**REQUIREMENT:**
Where a line holds "anak", copy it.

------------

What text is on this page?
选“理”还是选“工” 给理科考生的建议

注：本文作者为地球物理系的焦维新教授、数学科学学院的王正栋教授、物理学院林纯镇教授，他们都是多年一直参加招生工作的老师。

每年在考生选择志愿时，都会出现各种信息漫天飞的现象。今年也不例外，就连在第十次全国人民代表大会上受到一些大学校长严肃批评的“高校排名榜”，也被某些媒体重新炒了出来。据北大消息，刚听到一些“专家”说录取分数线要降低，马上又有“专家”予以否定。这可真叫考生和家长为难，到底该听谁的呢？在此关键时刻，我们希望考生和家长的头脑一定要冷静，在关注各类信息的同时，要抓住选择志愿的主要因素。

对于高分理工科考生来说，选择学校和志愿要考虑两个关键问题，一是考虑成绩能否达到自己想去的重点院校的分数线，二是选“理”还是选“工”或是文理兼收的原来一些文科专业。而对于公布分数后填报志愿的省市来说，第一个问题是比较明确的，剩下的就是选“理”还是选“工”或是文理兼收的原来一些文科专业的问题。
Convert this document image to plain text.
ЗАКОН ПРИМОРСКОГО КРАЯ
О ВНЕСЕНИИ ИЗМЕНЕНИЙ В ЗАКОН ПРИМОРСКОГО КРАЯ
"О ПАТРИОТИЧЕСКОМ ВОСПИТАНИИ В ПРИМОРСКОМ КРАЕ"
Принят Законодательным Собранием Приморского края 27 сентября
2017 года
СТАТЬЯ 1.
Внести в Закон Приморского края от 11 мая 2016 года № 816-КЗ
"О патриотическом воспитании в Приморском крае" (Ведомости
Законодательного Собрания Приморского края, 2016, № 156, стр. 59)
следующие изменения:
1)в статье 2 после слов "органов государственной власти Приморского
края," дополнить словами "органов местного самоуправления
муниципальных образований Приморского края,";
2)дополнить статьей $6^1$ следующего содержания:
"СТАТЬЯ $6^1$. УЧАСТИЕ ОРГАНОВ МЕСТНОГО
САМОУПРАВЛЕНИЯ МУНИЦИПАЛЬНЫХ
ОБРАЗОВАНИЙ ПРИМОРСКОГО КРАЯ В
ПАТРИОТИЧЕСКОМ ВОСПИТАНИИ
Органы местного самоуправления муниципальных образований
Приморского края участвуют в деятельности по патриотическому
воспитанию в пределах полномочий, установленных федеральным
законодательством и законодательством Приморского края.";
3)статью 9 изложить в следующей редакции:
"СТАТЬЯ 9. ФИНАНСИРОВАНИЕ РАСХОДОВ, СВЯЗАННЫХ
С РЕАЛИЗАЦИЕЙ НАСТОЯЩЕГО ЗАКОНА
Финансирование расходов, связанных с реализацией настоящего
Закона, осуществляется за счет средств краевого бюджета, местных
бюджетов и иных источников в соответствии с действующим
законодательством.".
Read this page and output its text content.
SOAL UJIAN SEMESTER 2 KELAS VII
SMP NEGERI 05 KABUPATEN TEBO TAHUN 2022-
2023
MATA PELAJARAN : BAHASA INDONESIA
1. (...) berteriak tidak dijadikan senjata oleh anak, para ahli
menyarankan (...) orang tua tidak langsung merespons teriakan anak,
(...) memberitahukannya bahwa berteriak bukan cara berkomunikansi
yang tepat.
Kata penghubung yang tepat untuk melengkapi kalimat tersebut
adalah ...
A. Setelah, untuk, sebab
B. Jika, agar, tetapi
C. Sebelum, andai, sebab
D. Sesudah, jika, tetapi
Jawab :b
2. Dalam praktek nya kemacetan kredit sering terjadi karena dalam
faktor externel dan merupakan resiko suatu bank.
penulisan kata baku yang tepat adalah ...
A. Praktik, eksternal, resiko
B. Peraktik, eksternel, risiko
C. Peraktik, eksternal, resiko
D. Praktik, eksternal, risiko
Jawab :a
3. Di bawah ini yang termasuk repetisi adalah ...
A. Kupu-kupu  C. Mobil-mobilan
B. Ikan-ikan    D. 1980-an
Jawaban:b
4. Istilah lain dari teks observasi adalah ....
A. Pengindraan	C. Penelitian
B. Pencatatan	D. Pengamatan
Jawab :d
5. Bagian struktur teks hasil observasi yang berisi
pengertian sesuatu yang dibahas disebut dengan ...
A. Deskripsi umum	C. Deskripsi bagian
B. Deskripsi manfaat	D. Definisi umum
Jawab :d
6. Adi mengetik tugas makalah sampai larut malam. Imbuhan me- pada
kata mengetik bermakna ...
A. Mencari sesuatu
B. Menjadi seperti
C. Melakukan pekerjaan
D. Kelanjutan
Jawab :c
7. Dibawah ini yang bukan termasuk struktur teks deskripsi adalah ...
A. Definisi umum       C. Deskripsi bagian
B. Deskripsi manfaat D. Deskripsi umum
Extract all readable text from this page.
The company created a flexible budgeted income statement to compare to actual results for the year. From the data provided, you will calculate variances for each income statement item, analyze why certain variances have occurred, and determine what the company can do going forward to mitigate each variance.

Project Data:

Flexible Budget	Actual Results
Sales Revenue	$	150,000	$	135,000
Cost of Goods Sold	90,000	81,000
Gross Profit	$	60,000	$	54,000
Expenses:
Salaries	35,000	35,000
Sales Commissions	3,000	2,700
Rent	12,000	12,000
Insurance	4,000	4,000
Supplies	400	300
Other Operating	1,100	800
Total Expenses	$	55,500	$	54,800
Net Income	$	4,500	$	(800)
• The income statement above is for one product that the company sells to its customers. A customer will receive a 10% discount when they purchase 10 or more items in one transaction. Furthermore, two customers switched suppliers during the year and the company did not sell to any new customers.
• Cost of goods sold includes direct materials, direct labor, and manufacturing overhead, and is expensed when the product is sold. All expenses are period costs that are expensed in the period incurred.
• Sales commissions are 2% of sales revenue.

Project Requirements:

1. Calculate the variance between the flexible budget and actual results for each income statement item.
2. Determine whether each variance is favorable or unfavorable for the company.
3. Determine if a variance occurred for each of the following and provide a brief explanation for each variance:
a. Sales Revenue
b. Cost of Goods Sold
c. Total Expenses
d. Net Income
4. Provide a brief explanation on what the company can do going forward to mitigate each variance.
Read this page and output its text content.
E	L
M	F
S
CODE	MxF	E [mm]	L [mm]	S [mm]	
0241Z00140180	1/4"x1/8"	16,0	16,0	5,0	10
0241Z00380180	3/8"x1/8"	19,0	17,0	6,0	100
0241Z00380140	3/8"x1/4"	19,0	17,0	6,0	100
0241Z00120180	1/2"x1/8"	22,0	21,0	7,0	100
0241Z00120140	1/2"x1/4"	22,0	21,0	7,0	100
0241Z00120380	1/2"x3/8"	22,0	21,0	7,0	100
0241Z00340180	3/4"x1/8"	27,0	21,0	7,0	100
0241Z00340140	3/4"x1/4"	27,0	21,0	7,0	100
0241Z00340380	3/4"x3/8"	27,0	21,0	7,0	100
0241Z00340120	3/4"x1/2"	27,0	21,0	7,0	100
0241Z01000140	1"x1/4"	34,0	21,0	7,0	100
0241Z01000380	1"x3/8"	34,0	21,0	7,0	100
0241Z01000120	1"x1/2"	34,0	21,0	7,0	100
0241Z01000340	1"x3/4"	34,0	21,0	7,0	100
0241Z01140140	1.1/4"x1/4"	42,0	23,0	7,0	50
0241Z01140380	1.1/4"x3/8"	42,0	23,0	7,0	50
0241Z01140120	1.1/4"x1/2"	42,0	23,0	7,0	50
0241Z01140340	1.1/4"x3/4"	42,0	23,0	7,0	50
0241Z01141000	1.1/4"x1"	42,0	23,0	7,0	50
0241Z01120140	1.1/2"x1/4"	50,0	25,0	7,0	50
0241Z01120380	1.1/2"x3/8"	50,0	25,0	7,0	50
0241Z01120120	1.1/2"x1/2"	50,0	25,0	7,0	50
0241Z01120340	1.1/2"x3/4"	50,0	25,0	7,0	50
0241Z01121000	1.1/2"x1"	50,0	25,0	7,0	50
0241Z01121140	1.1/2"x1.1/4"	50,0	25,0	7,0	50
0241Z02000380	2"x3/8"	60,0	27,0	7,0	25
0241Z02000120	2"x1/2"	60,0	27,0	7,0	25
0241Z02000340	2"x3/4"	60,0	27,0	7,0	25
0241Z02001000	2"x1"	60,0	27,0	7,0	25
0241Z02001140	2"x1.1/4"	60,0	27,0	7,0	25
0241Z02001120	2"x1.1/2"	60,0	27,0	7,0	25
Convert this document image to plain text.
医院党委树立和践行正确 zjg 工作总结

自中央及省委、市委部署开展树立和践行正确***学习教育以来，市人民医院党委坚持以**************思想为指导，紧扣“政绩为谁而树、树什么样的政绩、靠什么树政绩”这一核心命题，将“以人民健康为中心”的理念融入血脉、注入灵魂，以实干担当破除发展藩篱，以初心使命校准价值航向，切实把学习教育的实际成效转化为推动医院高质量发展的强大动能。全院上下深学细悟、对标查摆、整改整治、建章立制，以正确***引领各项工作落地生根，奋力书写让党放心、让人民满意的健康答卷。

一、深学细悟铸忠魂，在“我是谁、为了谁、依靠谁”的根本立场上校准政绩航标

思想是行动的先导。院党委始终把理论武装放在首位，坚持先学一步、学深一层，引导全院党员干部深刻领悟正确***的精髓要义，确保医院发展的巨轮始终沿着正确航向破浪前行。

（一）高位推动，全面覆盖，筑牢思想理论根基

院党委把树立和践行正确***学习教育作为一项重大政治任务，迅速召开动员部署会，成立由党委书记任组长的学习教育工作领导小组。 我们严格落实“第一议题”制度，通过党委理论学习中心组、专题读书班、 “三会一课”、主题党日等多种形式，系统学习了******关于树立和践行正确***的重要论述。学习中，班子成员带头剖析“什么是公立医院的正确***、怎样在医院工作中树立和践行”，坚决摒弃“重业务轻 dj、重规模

------------

**OUTPUT FOR THIS EXERCISE:**
1. (...) berteriak tidak dijadikan senjata oleh anak, para ahli
menyarankan (...) orang tua tidak langsung merespons teriakan anak,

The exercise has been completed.